### Aim:
Will you give the material below again, every line exactly as it is?

───── Data excerpts ─────

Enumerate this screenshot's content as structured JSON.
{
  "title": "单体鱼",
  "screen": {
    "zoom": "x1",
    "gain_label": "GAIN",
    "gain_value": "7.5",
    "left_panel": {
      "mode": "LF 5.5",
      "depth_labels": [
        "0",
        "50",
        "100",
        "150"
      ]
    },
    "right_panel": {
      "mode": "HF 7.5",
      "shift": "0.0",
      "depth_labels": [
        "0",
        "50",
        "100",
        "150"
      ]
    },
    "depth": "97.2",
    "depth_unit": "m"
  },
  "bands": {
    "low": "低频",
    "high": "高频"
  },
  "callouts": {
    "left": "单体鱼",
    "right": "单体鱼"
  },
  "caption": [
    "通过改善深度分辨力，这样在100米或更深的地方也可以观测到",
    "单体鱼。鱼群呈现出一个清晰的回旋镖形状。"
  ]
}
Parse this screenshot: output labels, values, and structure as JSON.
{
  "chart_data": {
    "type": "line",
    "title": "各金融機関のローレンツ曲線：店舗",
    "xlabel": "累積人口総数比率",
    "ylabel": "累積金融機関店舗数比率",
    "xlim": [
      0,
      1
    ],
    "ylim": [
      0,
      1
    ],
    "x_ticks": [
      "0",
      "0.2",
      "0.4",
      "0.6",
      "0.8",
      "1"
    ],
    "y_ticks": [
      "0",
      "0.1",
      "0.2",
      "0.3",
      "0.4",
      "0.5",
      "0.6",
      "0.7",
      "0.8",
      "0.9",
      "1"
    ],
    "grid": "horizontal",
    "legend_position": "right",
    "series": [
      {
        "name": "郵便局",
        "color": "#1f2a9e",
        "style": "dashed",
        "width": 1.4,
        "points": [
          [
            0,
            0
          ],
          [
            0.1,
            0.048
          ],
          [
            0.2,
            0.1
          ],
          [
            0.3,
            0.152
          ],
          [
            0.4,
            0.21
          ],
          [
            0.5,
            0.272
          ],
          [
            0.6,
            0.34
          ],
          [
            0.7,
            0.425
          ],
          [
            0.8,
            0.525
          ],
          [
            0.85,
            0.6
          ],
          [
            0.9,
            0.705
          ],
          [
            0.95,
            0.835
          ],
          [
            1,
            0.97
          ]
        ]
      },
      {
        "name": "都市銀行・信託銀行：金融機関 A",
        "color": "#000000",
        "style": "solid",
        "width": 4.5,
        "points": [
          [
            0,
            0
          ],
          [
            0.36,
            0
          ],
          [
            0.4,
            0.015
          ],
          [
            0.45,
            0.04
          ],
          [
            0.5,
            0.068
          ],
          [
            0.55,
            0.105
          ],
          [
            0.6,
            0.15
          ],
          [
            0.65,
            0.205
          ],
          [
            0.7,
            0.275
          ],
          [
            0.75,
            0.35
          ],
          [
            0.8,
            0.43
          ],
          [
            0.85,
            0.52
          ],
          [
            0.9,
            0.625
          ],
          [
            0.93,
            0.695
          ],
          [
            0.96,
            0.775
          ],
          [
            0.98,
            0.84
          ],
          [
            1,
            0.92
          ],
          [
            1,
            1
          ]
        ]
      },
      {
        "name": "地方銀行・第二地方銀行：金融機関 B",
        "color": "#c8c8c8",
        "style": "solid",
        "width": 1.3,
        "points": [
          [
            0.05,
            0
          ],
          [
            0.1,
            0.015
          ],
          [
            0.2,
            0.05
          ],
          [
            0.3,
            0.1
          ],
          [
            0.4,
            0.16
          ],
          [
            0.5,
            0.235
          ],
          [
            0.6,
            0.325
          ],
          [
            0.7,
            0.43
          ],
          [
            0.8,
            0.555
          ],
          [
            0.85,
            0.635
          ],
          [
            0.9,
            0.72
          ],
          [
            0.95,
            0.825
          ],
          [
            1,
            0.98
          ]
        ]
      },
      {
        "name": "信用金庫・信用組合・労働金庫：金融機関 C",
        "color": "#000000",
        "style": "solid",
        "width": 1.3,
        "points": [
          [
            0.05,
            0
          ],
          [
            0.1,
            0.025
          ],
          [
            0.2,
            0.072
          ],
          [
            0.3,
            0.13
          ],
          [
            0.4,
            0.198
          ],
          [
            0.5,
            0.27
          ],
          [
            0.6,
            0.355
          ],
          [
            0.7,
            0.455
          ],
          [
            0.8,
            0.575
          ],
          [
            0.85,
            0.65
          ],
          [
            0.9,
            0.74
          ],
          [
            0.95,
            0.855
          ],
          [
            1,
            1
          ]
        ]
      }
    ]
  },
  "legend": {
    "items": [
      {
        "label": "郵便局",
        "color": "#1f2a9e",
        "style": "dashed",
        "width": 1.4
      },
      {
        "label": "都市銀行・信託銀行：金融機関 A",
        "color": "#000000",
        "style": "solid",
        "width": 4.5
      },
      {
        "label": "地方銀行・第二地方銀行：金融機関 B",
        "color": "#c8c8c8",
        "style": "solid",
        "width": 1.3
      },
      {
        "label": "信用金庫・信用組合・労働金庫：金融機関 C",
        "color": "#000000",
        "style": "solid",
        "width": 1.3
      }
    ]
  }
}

─────

### The result:
Enumerate this screenshot's content as structured JSON.
{
  "title": "单体鱼",
  "screen": {
    "zoom": "x1",
    "gain_label": "GAIN",
    "gain_value": "7.5",
    "left_panel": {
      "mode": "LF 5.5",
      "depth_labels": [
        "0",
        "50",
        "100",
        "150"
      ]
    },
    "right_panel": {
      "mode": "HF 7.5",
      "shift": "0.0",
      "depth_labels": [
        "0",
        "50",
        "100",
        "150"
      ]
    },
    "depth": "97.2",
    "depth_unit": "m"
  },
  "bands": {
    "low": "低频",
    "high": "高频"
  },
  "callouts": {
    "left": "单体鱼",
    "right": "单体鱼"
  },
  "caption": [
    "通过改善深度分辨力，这样在100米或更深的地方也可以观测到",
    "单体鱼。鱼群呈现出一个清晰的回旋镖形状。"
  ]
}
Parse this screenshot: output labels, values, and structure as JSON.
{
  "chart_data": {
    "type": "line",
    "title": "各金融機関のローレンツ曲線：店舗",
    "xlabel": "累積人口総数比率",
    "ylabel": "累積金融機関店舗数比率",
    "xlim": [
      0,
      1
    ],
    "ylim": [
      0,
      1
    ],
    "x_ticks": [
      "0",
      "0.2",
      "0.4",
      "0.6",
      "0.8",
      "1"
    ],
    "y_ticks": [
      "0",
      "0.1",
      "0.2",
      "0.3",
      "0.4",
      "0.5",
      "0.6",
      "0.7",
      "0.8",
      "0.9",
      "1"
    ],
    "grid": "horizontal",
    "legend_position": "right",
    "series": [
      {
        "name": "郵便局",
        "color": "#1f2a9e",
        "style": "dashed",
        "width": 1.4,
        "points": [
          [
            0,
            0
          ],
          [
            0.1,
            0.048
          ],
          [
            0.2,
            0.1
          ],
          [
            0.3,
            0.152
          ],
          [
            0.4,
            0.21
          ],
          [
            0.5,
            0.272
          ],
          [
            0.6,
            0.34
          ],
          [
            0.7,
            0.425
          ],
          [
            0.8,
            0.525
          ],
          [
            0.85,
            0.6
          ],
          [
            0.9,
            0.705
          ],
          [
            0.95,
            0.835
          ],
          [
            1,
            0.97
          ]
        ]
      },
      {
        "name": "都市銀行・信託銀行：金融機関 A",
        "color": "#000000",
        "style": "solid",
        "width": 4.5,
        "points": [
          [
            0,
            0
          ],
          [
            0.36,
            0
          ],
          [
            0.4,
            0.015
          ],
          [
            0.45,
            0.04
          ],
          [
            0.5,
            0.068
          ],
          [
            0.55,
            0.105
          ],
          [
            0.6,
            0.15
          ],
          [
            0.65,
            0.205
          ],
          [
            0.7,
            0.275
          ],
          [
            0.75,
            0.35
          ],
          [
            0.8,
            0.43
          ],
          [
            0.85,
            0.52
          ],
          [
            0.9,
            0.625
          ],
          [
            0.93,
            0.695
          ],
          [
            0.96,
            0.775
          ],
          [
            0.98,
            0.84
          ],
          [
            1,
            0.92
          ],
          [
            1,
            1
          ]
        ]
      },
      {
        "name": "地方銀行・第二地方銀行：金融機関 B",
        "color": "#c8c8c8",
        "style": "solid",
        "width": 1.3,
        "points": [
          [
            0.05,
            0
          ],
          [
            0.1,
            0.015
          ],
          [
            0.2,
            0.05
          ],
          [
            0.3,
            0.1
          ],
          [
            0.4,
            0.16
          ],
          [
            0.5,
            0.235
          ],
          [
            0.6,
            0.325
          ],
          [
            0.7,
            0.43
          ],
          [
            0.8,
            0.555
          ],
          [
            0.85,
            0.635
          ],
          [
            0.9,
            0.72
          ],
          [
            0.95,
            0.825
          ],
          [
            1,
            0.98
          ]
        ]
      },
      {
        "name": "信用金庫・信用組合・労働金庫：金融機関 C",
        "color": "#000000",
        "style": "solid",
        "width": 1.3,
        "points": [
          [
            0.05,
            0
          ],
          [
            0.1,
            0.025
          ],
          [
            0.2,
            0.072
          ],
          [
            0.3,
            0.13
          ],
          [
            0.4,
            0.198
          ],
          [
            0.5,
            0.27
          ],
          [
            0.6,
            0.355
          ],
          [
            0.7,
            0.455
          ],
          [
            0.8,
            0.575
          ],
          [
            0.85,
            0.65
          ],
          [
            0.9,
            0.74
          ],
          [
            0.95,
            0.855
          ],
          [
            1,
            1
          ]
        ]
      }
    ]
  },
  "legend": {
    "items": [
      {
        "label": "郵便局",
        "color": "#1f2a9e",
        "style": "dashed",
        "width": 1.4
      },
      {
        "label": "都市銀行・信託銀行：金融機関 A",
        "color": "#000000",
        "style": "solid",
        "width": 4.5
      },
      {
        "label": "地方銀行・第二地方銀行：金融機関 B",
        "color": "#c8c8c8",
        "style": "solid",
        "width": 1.3
      },
      {
        "label": "信用金庫・信用組合・労働金庫：金融機関 C",
        "color": "#000000",
        "style": "solid",
        "width": 1.3
      }
    ]
  }
}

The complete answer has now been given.